>> Start MATERIAL SHOWN
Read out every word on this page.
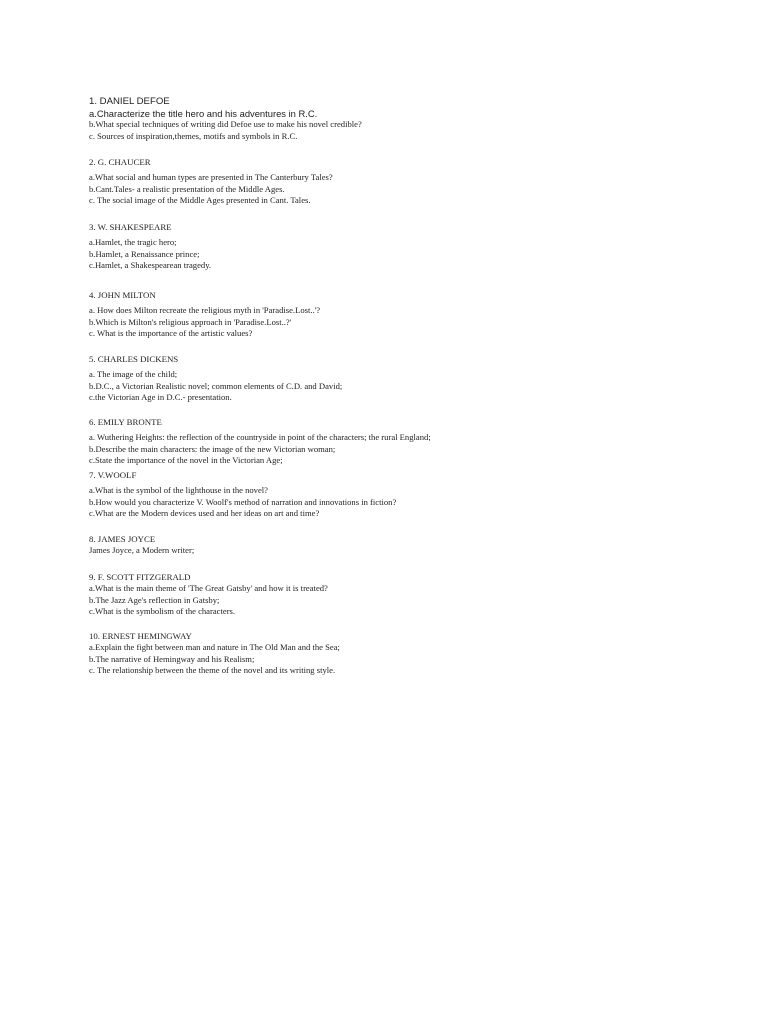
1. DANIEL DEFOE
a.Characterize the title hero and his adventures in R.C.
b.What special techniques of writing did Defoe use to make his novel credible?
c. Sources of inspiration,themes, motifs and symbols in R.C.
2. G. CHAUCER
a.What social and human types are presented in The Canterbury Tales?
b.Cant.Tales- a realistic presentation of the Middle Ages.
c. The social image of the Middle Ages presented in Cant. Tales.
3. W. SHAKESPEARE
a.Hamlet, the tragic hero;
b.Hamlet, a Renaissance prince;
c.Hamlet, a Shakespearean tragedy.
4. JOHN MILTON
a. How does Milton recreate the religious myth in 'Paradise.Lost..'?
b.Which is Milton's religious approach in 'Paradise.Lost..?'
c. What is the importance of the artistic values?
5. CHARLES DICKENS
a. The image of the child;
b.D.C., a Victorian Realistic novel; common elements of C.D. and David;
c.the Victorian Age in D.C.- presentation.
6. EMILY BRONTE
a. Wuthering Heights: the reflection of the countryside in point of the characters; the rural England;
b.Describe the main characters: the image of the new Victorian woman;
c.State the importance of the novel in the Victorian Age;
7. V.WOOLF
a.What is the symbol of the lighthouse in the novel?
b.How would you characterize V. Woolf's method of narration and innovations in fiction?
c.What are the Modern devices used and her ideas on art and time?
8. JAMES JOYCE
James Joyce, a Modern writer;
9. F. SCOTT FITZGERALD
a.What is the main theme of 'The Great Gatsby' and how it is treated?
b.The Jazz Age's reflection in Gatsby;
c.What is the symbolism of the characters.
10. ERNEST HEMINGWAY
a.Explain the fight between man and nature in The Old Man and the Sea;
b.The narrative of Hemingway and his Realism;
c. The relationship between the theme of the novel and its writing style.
>> End MATERIAL SHOWN
>> Start MATERIAL SHOWN
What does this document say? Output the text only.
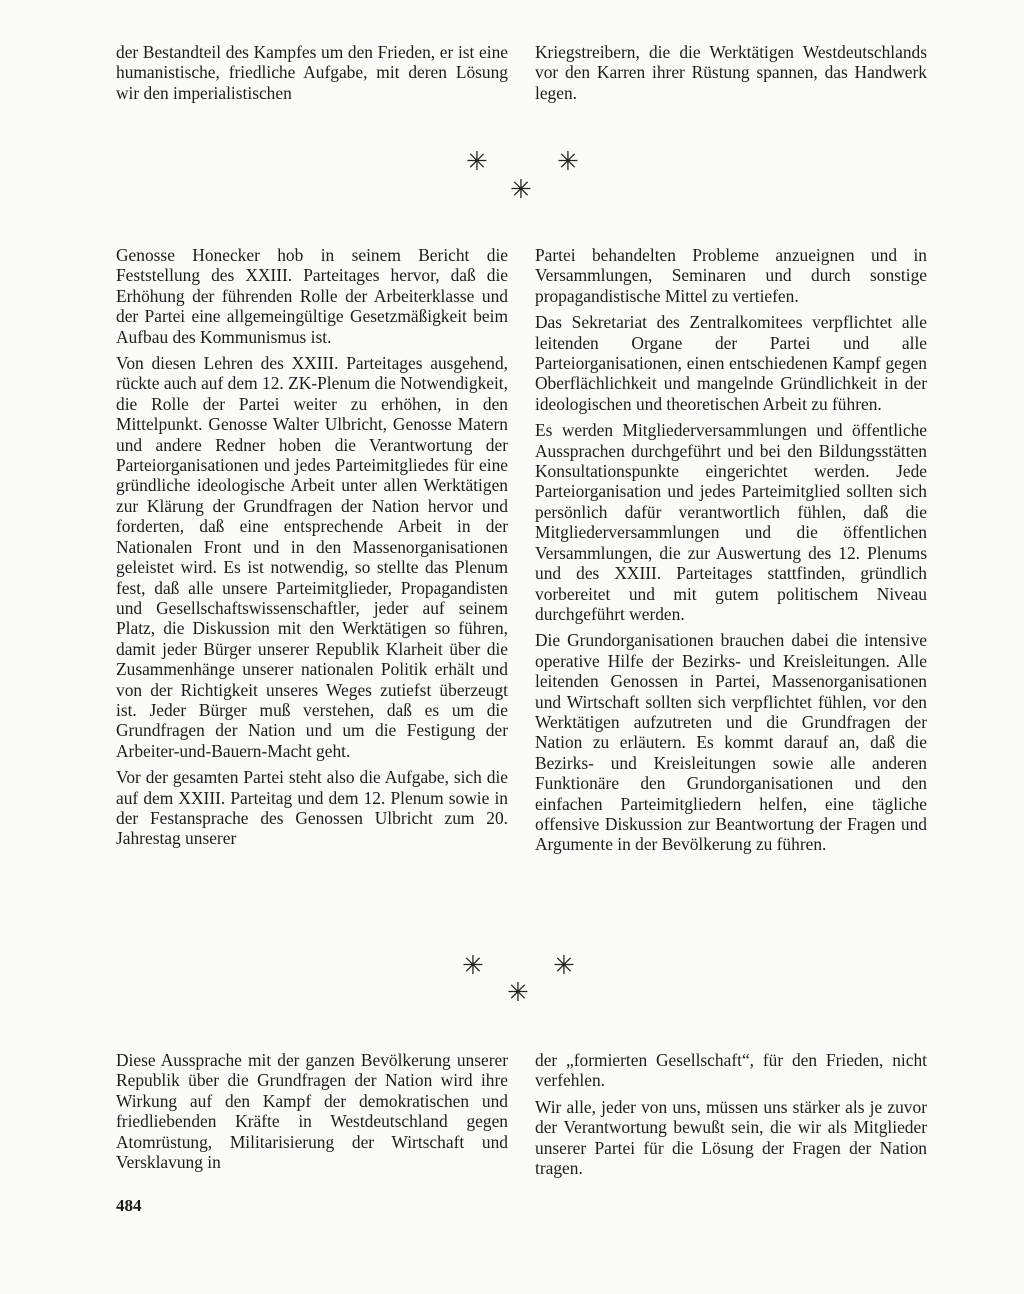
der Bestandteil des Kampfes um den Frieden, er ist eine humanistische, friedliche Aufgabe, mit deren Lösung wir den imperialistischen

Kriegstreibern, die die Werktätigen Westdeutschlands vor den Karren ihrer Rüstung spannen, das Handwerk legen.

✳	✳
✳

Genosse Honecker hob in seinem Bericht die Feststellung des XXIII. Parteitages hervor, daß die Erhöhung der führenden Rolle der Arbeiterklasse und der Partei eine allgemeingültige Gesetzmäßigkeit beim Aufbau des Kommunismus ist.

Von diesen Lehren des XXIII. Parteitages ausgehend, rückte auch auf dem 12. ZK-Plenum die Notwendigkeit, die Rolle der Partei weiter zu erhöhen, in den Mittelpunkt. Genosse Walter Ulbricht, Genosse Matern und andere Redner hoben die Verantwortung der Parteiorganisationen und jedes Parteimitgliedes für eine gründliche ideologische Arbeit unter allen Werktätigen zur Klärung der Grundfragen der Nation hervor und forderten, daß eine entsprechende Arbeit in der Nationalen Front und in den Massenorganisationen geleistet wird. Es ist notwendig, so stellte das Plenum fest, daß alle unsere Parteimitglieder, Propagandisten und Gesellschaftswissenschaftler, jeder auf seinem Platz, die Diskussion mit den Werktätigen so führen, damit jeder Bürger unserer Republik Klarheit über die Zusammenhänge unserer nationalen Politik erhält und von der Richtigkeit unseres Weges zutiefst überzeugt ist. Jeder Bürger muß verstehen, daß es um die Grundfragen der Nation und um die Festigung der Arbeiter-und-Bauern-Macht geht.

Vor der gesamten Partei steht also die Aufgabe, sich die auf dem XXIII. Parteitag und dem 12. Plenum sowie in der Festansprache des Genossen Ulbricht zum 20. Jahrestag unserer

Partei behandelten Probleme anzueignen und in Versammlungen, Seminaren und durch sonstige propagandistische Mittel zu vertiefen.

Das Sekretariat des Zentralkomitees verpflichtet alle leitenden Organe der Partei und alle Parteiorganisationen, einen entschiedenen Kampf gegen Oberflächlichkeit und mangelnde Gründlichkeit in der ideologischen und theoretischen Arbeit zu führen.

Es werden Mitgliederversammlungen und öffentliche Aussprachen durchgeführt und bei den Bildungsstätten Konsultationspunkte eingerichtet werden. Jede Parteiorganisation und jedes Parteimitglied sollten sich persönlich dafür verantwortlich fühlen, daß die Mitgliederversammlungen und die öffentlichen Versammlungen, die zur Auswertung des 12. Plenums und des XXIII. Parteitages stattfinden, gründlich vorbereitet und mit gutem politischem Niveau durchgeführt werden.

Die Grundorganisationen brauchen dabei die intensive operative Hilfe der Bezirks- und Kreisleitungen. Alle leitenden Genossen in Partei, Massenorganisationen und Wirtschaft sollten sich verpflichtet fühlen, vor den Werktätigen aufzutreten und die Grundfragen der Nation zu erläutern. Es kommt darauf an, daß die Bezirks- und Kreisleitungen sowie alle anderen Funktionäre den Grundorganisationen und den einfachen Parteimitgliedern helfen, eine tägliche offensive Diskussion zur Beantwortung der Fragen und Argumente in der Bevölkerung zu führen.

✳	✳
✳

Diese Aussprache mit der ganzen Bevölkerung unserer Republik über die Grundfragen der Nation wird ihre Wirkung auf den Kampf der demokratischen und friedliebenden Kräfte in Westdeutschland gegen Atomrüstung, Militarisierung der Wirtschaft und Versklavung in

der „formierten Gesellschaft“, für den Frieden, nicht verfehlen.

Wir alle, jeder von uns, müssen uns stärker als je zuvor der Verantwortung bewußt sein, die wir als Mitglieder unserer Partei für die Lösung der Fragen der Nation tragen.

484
>> End MATERIAL SHOWN
§ **OBJECTIVE**:
Wherever the string "Lösung" appears in the entries above, list that line.

§ **ANSWER FOR THIS EXERCISE**:
der Bestandteil des Kampfes um den Frieden, er ist eine humanistische, friedliche Aufgabe, mit deren Lösung wir den imperialistischen
Wir alle, jeder von uns, müssen uns stärker als je zuvor der Verantwortung bewußt sein, die wir als Mitglieder unserer Partei für die Lösung der Fragen der Nation tragen.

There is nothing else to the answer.